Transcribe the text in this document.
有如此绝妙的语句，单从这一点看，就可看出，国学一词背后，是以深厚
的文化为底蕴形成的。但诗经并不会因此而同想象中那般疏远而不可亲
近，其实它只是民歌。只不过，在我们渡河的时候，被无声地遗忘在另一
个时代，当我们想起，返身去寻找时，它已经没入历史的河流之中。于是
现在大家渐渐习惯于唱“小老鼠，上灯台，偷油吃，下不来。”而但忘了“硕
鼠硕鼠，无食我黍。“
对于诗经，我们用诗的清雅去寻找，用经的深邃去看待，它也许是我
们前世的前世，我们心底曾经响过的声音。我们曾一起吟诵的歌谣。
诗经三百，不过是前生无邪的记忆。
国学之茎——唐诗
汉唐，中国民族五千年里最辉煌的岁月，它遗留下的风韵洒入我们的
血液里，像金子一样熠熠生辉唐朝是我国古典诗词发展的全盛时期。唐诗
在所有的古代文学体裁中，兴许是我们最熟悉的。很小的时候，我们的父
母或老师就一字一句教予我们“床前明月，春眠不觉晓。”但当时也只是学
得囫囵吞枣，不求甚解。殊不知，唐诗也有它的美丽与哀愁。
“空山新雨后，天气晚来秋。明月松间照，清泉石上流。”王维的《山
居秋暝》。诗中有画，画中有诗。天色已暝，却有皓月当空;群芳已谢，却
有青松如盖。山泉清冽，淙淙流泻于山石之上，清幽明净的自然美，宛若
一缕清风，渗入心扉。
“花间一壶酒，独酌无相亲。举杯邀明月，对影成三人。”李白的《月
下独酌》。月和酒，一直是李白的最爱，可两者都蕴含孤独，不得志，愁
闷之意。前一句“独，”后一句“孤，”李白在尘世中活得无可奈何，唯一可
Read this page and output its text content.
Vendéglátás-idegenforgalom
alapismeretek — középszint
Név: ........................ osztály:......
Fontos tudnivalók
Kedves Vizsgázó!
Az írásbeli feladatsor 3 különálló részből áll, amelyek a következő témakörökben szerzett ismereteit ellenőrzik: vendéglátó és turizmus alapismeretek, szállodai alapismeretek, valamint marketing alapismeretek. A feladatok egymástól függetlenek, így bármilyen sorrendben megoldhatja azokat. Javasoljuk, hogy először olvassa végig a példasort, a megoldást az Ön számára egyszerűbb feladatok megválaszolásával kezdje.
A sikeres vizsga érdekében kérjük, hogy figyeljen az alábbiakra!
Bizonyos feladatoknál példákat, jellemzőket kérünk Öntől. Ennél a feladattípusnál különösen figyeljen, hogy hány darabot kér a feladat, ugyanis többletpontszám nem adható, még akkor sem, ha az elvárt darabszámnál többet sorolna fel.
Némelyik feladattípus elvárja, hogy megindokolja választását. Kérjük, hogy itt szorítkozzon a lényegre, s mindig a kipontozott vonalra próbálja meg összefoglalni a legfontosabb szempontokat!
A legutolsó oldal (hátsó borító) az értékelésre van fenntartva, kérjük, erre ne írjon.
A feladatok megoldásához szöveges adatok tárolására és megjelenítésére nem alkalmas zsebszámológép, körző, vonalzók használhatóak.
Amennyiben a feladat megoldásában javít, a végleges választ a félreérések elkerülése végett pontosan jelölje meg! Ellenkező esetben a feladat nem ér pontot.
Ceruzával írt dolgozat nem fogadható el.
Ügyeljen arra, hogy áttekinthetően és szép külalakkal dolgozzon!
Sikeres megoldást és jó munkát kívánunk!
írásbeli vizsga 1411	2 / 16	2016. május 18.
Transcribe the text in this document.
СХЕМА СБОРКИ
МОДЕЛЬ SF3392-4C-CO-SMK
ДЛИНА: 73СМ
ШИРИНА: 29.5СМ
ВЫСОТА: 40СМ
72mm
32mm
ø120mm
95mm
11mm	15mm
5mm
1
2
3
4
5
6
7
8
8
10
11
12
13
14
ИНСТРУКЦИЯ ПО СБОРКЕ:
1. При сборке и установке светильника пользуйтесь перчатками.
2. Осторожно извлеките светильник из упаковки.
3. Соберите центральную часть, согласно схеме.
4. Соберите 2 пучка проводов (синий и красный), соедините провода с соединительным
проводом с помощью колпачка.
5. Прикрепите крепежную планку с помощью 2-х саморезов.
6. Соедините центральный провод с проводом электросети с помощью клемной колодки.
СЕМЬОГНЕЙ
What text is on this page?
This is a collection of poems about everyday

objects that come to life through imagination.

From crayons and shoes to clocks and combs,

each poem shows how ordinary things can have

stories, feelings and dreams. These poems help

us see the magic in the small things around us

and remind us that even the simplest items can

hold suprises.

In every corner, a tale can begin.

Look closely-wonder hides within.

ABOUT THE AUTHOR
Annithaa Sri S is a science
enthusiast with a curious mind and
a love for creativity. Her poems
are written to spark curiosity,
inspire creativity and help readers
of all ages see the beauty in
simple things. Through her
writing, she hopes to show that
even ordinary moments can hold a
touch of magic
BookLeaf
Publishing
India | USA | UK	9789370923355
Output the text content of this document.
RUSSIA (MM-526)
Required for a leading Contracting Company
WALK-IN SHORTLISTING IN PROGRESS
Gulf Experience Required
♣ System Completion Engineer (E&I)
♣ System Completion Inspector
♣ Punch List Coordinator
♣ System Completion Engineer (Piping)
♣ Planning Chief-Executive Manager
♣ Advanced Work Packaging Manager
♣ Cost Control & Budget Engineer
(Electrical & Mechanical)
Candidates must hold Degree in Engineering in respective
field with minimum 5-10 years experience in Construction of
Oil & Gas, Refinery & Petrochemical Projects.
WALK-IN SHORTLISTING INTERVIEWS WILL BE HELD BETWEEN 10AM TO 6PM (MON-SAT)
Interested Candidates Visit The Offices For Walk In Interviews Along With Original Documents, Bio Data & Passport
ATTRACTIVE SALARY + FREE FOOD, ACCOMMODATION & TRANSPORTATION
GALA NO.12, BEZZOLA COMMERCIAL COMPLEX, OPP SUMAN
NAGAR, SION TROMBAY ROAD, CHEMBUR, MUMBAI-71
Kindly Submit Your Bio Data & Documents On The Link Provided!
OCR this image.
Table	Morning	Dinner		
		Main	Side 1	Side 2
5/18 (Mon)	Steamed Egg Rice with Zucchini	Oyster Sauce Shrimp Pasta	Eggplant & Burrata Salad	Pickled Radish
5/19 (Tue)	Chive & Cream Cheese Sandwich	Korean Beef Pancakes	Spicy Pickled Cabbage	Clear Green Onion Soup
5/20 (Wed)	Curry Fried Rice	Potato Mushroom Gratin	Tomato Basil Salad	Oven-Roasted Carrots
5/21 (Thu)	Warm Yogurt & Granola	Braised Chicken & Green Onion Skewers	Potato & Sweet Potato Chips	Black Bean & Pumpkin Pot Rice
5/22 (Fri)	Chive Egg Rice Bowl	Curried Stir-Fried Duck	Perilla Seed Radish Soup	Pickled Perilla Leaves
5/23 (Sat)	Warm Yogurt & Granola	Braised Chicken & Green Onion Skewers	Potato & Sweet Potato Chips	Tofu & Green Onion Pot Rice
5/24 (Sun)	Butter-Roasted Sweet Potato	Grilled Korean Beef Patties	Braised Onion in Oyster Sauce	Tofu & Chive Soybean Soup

-------

What is expected:
Could you give again exactly the lines from the line containing "OCR this image." through the final line of the data above, and no others?

Result for this task:
OCR this image.
Table	Morning	Dinner		
		Main	Side 1	Side 2
5/18 (Mon)	Steamed Egg Rice with Zucchini	Oyster Sauce Shrimp Pasta	Eggplant & Burrata Salad	Pickled Radish
5/19 (Tue)	Chive & Cream Cheese Sandwich	Korean Beef Pancakes	Spicy Pickled Cabbage	Clear Green Onion Soup
5/20 (Wed)	Curry Fried Rice	Potato Mushroom Gratin	Tomato Basil Salad	Oven-Roasted Carrots
5/21 (Thu)	Warm Yogurt & Granola	Braised Chicken & Green Onion Skewers	Potato & Sweet Potato Chips	Black Bean & Pumpkin Pot Rice
5/22 (Fri)	Chive Egg Rice Bowl	Curried Stir-Fried Duck	Perilla Seed Radish Soup	Pickled Perilla Leaves
5/23 (Sat)	Warm Yogurt & Granola	Braised Chicken & Green Onion Skewers	Potato & Sweet Potato Chips	Tofu & Green Onion Pot Rice
5/24 (Sun)	Butter-Roasted Sweet Potato	Grilled Korean Beef Patties	Braised Onion in Oyster Sauce	Tofu & Chive Soybean Soup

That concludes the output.